** begin **

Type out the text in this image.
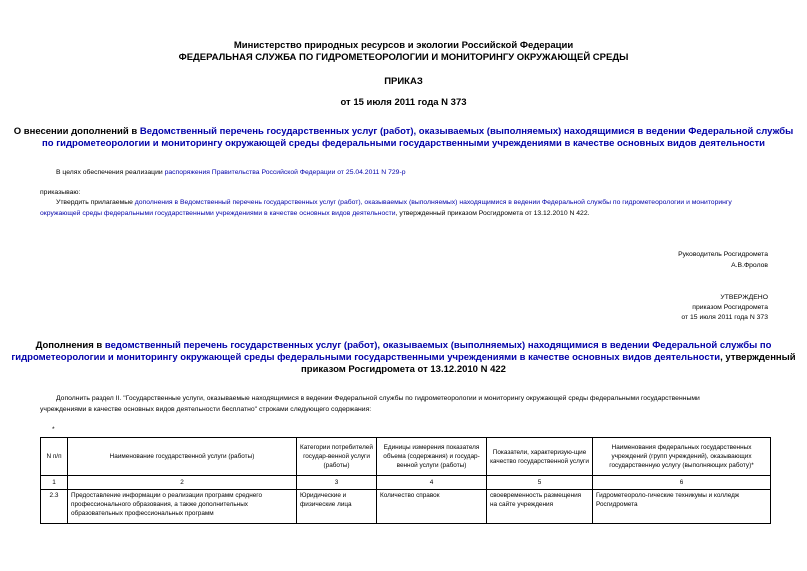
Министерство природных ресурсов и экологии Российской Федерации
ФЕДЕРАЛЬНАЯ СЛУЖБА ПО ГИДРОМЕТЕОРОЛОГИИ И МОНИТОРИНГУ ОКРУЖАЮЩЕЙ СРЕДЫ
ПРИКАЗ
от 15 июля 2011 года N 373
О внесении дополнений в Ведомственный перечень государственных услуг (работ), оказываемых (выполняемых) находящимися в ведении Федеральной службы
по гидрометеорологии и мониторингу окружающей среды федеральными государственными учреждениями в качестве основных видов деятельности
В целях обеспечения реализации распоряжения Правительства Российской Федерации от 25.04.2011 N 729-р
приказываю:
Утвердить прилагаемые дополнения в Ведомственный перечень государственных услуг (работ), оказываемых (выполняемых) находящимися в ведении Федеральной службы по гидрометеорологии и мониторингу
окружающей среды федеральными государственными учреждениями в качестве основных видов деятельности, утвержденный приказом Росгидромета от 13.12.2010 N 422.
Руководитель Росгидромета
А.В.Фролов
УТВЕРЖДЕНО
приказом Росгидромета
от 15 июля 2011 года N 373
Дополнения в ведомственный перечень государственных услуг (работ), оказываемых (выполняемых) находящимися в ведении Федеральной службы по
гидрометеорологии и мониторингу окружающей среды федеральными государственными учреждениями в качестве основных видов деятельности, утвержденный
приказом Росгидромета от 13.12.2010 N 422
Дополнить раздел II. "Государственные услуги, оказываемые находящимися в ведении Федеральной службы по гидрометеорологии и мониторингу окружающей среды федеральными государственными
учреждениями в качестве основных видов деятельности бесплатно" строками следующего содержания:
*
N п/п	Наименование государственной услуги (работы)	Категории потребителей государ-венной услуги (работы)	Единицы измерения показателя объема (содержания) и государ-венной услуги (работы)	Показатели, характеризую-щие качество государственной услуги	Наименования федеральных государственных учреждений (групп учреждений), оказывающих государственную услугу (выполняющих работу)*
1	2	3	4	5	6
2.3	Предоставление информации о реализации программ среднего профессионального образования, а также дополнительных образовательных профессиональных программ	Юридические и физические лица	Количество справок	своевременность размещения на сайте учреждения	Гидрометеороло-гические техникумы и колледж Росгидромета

** end **
** begin **

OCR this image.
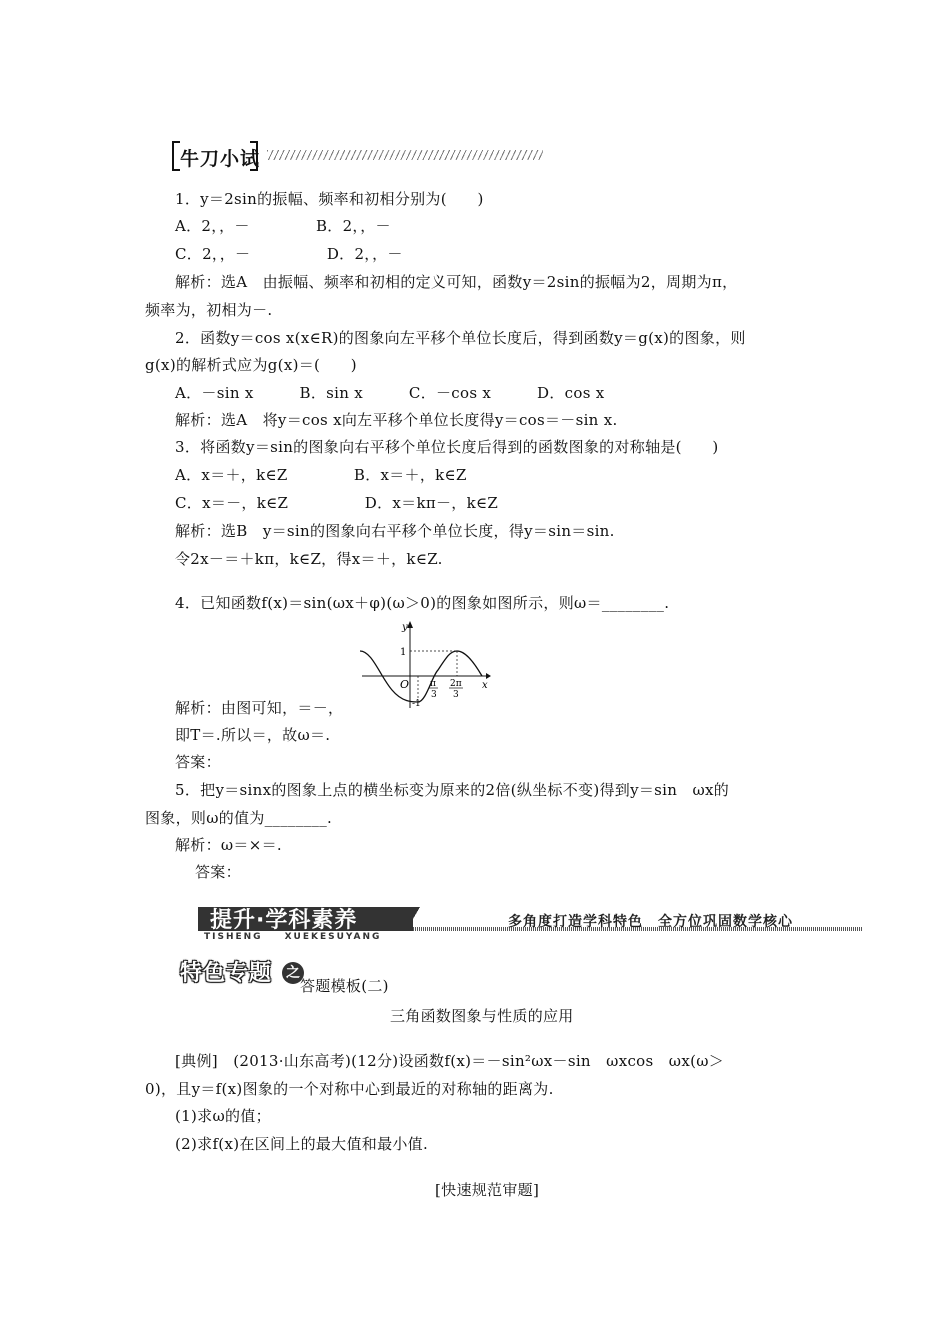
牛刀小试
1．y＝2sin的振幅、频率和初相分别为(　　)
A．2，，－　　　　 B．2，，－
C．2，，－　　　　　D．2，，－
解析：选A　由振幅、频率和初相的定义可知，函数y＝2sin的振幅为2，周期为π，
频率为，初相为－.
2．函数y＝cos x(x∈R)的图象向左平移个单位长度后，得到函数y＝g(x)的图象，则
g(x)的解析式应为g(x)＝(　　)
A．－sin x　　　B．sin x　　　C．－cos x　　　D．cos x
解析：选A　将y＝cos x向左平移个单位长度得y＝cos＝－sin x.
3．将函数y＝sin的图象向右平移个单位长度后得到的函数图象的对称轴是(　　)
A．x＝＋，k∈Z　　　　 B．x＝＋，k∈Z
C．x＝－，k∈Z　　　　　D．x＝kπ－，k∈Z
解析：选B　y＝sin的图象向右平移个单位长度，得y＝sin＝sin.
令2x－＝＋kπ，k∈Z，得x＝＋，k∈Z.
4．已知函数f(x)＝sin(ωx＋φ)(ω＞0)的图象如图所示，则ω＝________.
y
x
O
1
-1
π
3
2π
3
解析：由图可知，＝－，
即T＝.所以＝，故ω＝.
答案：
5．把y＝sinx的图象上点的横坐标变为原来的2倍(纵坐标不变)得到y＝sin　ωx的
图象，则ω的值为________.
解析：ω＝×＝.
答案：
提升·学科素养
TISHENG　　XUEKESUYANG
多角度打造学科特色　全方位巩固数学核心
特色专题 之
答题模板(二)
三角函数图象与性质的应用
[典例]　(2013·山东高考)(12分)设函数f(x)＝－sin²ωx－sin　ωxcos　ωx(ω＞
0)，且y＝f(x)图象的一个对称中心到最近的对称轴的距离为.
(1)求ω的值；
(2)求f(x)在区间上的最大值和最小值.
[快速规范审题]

** end **

Identify the lines above that contain the word "качестве", then copy them.

по гидрометеорологии и мониторингу окружающей среды федеральными государственными учреждениями в качестве основных видов деятельности
окружающей среды федеральными государственными учреждениями в качестве основных видов деятельности, утвержденный приказом Росгидромета от 13.12.2010 N 422.
гидрометеорологии и мониторингу окружающей среды федеральными государственными учреждениями в качестве основных видов деятельности, утвержденный
учреждениями в качестве основных видов деятельности бесплатно" строками следующего содержания:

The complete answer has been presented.